Work to do:
Turn every line of the data below into a numbered list, skipping any blank lines and leaving out the pictures.

Data section:
START
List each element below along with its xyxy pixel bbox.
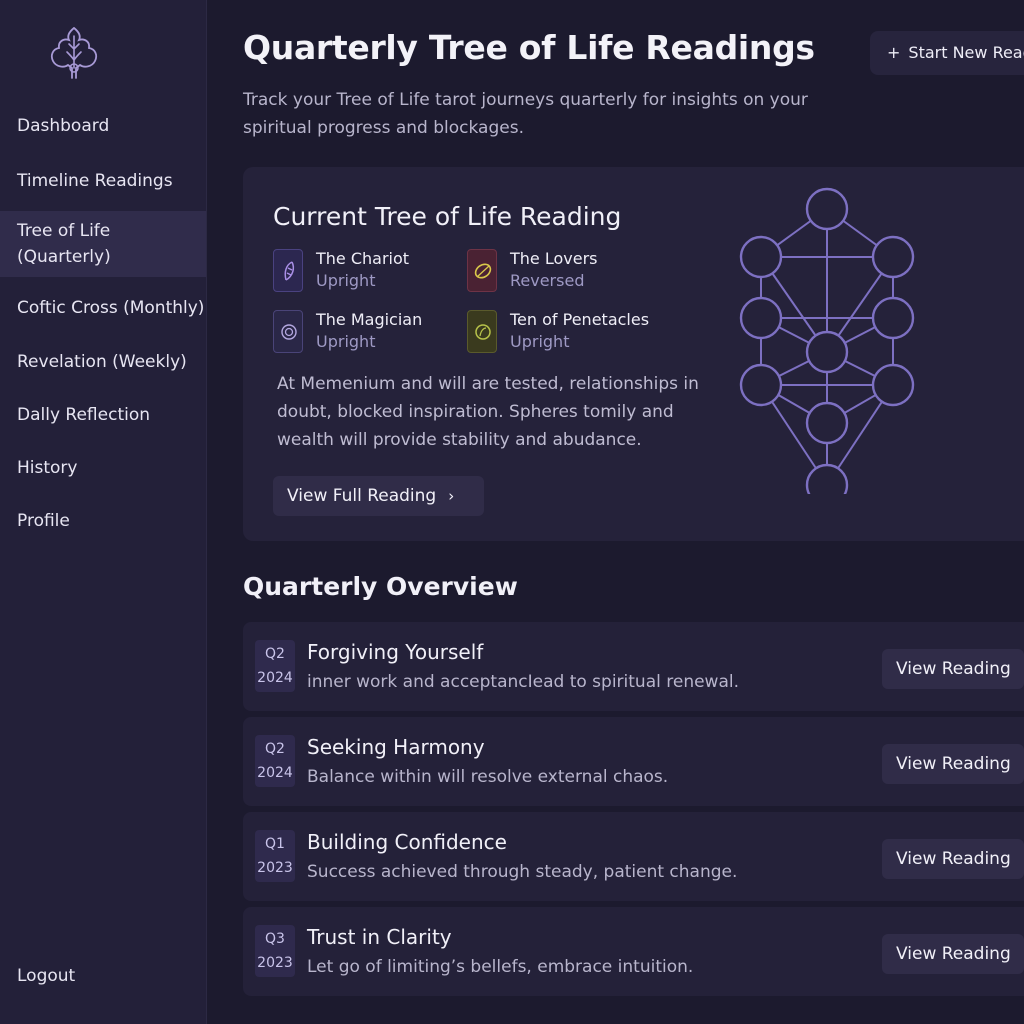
reading-description: Success achieved through steady, patient… [307, 862, 738, 882]
tree-of-life-logo-icon[interactable] [45, 24, 103, 82]
plus-icon: + [887, 43, 901, 62]
view-reading-button[interactable]: View Reading [882, 649, 1024, 689]
year-label: 2023 [257, 955, 293, 971]
year-label: 2023 [257, 860, 293, 876]
tarot-card-orientation: Reversed [510, 271, 585, 290]
year-label: 2024 [257, 670, 293, 686]
quarter-badge: Q3 2023 [255, 925, 295, 977]
feather-icon [273, 249, 303, 292]
reading-title: Trust in Clarity [307, 925, 452, 949]
list-item[interactable]: Q2 2024 Seeking Harmony Balance within w… [243, 717, 1024, 806]
reading-description: inner work and acceptancIead to spiritua… [307, 672, 739, 692]
tarot-card-name: The Lovers [510, 249, 598, 268]
page-title: Quarterly Tree of Life Readings [243, 28, 815, 67]
reading-description: Balance within will resolve external cha… [307, 767, 669, 787]
sidebar-item-coftic-cross[interactable]: Coftic Cross (Monthly) [0, 295, 206, 321]
sidebar-item-dashboard[interactable]: Dashboard [0, 113, 206, 139]
quarter-badge: Q2 2024 [255, 735, 295, 787]
reading-title: Forgiving Yourself [307, 640, 484, 664]
sidebar-item-history[interactable]: History [0, 455, 206, 481]
sidebar-item-daily-reflection[interactable]: Dally Reflection [0, 402, 206, 428]
quarter-label: Q2 [265, 741, 285, 757]
year-label: 2024 [257, 765, 293, 781]
sidebar-item-timeline-readings[interactable]: Timeline Readings [0, 168, 206, 194]
sidebar-item-profile[interactable]: Profile [0, 508, 206, 534]
tarot-card-orientation: Upright [316, 271, 376, 290]
reading-title: Building Confidence [307, 830, 507, 854]
sidebar-item-label: Tree of Life (Quarterly) [17, 221, 111, 267]
reading-title: Seeking Harmony [307, 735, 485, 759]
tarot-card-ten-of-pentacles[interactable]: Ten of Penetacles Upright [467, 310, 657, 360]
reading-summary: At Memenium and will are tested, relatio… [277, 374, 699, 450]
reading-description: Let go of limiting’s bellefs, embrace in… [307, 957, 694, 977]
quarter-badge: Q2 2024 [255, 640, 295, 692]
chevron-right-icon: › [448, 487, 455, 505]
tarot-card-name: The Magician [316, 310, 423, 329]
quarter-label: Q2 [265, 646, 285, 662]
start-new-reading-label: Start New Reading [908, 43, 1024, 62]
view-reading-button[interactable]: View Reading [882, 934, 1024, 974]
quarter-badge: Q1 2023 [255, 830, 295, 882]
quarter-label: Q3 [265, 931, 285, 947]
view-reading-button[interactable]: View Reading [882, 744, 1024, 784]
start-new-reading-button[interactable]: + Start New Reading [870, 31, 1024, 75]
main-content: Quarterly Tree of Life Readings + Start N… [206, 0, 1024, 1024]
tarot-card-name: Ten of Penetacles [510, 310, 650, 329]
sidebar-item-revelation[interactable]: Revelation (Weekly) [0, 349, 206, 375]
list-item[interactable]: Q2 2024 Forgiving Yourself inner work an… [243, 622, 1024, 711]
logout-link[interactable]: Logout [17, 966, 75, 986]
quarter-label: Q1 [265, 836, 285, 852]
page-subtitle: Track your Tree of Life tarot journeys q… [243, 90, 808, 138]
sidebar-item-tree-of-life[interactable]: Tree of Life (Quarterly) [0, 211, 206, 277]
list-item[interactable]: Q1 2023 Building Confidence Success achi… [243, 812, 1024, 901]
quarterly-overview-title: Quarterly Overview [243, 572, 518, 601]
spiral-icon [273, 310, 303, 353]
tarot-card-chariot[interactable]: The Chariot Upright [273, 249, 463, 299]
view-full-reading-label: View Full Reading [287, 486, 437, 506]
view-full-reading-button[interactable]: View Full Reading › [273, 476, 484, 516]
sephirot-tree-diagram [739, 187, 915, 494]
tarot-card-lovers[interactable]: The Lovers Reversed [467, 249, 657, 299]
coin-icon [467, 310, 497, 353]
list-item[interactable]: Q3 2023 Trust in Clarity Let go of limit… [243, 907, 1024, 996]
tarot-card-orientation: Upright [316, 332, 376, 351]
sidebar: Dashboard Timeline Readings Tree of Life… [0, 0, 207, 1024]
tarot-card-magician[interactable]: The Magician Upright [273, 310, 463, 360]
current-reading-card: Current Tree of Life Reading The Chariot… [243, 167, 1024, 541]
leaf-icon [467, 249, 497, 292]
tarot-card-name: The Chariot [316, 249, 410, 268]
view-reading-button[interactable]: View Reading [882, 839, 1024, 879]
tarot-card-orientation: Upright [510, 332, 570, 351]
current-reading-title: Current Tree of Life Reading [273, 202, 622, 231]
END
Correct result:
1. List each element below along with its xyxy pixel bbox.
2. reading-description: Success achieved through steady, patient… [307, 862, 738, 882]
3. tree-of-life-logo-icon[interactable] [45, 24, 103, 82]
4. plus-icon: + [887, 43, 901, 62]
5. view-reading-button[interactable]: View Reading [882, 649, 1024, 689]
6. year-label: 2023 [257, 955, 293, 971]
7. year-label: 2023 [257, 860, 293, 876]
8. tarot-card-orientation: Reversed [510, 271, 585, 290]
9. year-label: 2024 [257, 670, 293, 686]
10. quarter-badge: Q3 2023 [255, 925, 295, 977]
11. feather-icon [273, 249, 303, 292]
12. reading-title: Trust in Clarity [307, 925, 452, 949]
13. list-item[interactable]: Q2 2024 Seeking Harmony Balance within w… [243, 717, 1024, 806]
14. reading-description: inner work and acceptancIead to spiritua… [307, 672, 739, 692]
15. tarot-card-name: The Lovers [510, 249, 598, 268]
16. page-title: Quarterly Tree of Life Readings [243, 28, 815, 67]
17. reading-description: Balance within will resolve external cha… [307, 767, 669, 787]
18. sidebar-item-coftic-cross[interactable]: Coftic Cross (Monthly) [0, 295, 206, 321]
19. sidebar-item-dashboard[interactable]: Dashboard [0, 113, 206, 139]
20. quarter-badge: Q2 2024 [255, 735, 295, 787]
21. reading-title: Forgiving Yourself [307, 640, 484, 664]
22. sidebar-item-history[interactable]: History [0, 455, 206, 481]
23. sidebar-item-daily-reflection[interactable]: Dally Reflection [0, 402, 206, 428]
24. quarter-label: Q2 [265, 741, 285, 757]
25. year-label: 2024 [257, 765, 293, 781]
26. sidebar-item-timeline-readings[interactable]: Timeline Readings [0, 168, 206, 194]
27. sidebar-item-profile[interactable]: Profile [0, 508, 206, 534]
28. tarot-card-orientation: Upright [316, 271, 376, 290]
29. reading-title: Building Confidence [307, 830, 507, 854]
30. sidebar-item-label: Tree of Life (Quarterly) [17, 221, 111, 267]
31. reading-title: Seeking Harmony [307, 735, 485, 759]
32. tarot-card-ten-of-pentacles[interactable]: Ten of Penetacles Upright [467, 310, 657, 360]
33. reading-summary: At Memenium and will are tested, relatio… [277, 374, 699, 450]
34. reading-description: Let go of limiting’s bellefs, embrace in… [307, 957, 694, 977]
35. quarter-badge: Q2 2024 [255, 640, 295, 692]
36. chevron-right-icon: › [448, 487, 455, 505]
37. tarot-card-name: The Magician [316, 310, 423, 329]
38. quarter-label: Q2 [265, 646, 285, 662]
39. start-new-reading-label: Start New Reading [908, 43, 1024, 62]
40. view-reading-button[interactable]: View Reading [882, 934, 1024, 974]
41. quarter-badge: Q1 2023 [255, 830, 295, 882]
42. quarter-label: Q3 [265, 931, 285, 947]
43. view-reading-button[interactable]: View Reading [882, 744, 1024, 784]
44. start-new-reading-button[interactable]: + Start New Reading [870, 31, 1024, 75]
45. main-content: Quarterly Tree of Life Readings + Start N… [206, 0, 1024, 1024]
46. tarot-card-name: Ten of Penetacles [510, 310, 650, 329]
47. sidebar-item-revelation[interactable]: Revelation (Weekly) [0, 349, 206, 375]
48. list-item[interactable]: Q2 2024 Forgiving Yourself inner work an… [243, 622, 1024, 711]
49. logout-link[interactable]: Logout [17, 966, 75, 986]
50. quarter-label: Q1 [265, 836, 285, 852]
51. page-subtitle: Track your Tree of Life tarot journeys q… [243, 90, 808, 138]
52. sidebar-item-tree-of-life[interactable]: Tree of Life (Quarterly) [0, 211, 206, 277]
53. list-item[interactable]: Q1 2023 Building Confidence Success achi… [243, 812, 1024, 901]
54. quarterly-overview-title: Quarterly Overview [243, 572, 518, 601]
55. spiral-icon [273, 310, 303, 353]
56. tarot-card-chariot[interactable]: The Chariot Upright [273, 249, 463, 299]
57. view-full-reading-label: View Full Reading [287, 486, 437, 506]
58. view-full-reading-button[interactable]: View Full Reading › [273, 476, 484, 516]
59. sephirot-tree-diagram [739, 187, 915, 494]
60. tarot-card-lovers[interactable]: The Lovers Reversed [467, 249, 657, 299]
61. coin-icon [467, 310, 497, 353]
62. list-item[interactable]: Q3 2023 Trust in Clarity Let go of limit… [243, 907, 1024, 996]
63. tarot-card-orientation: Upright [316, 332, 376, 351]
64. sidebar: Dashboard Timeline Readings Tree of Life… [0, 0, 207, 1024]
65. tarot-card-magician[interactable]: The Magician Upright [273, 310, 463, 360]
66. current-reading-card: Current Tree of Life Reading The Chariot… [243, 167, 1024, 541]
67. leaf-icon [467, 249, 497, 292]
68. tarot-card-name: The Chariot [316, 249, 410, 268]
69. view-reading-button[interactable]: View Reading [882, 839, 1024, 879]
70. tarot-card-orientation: Upright [510, 332, 570, 351]
71. current-reading-title: Current Tree of Life Reading [273, 202, 622, 231]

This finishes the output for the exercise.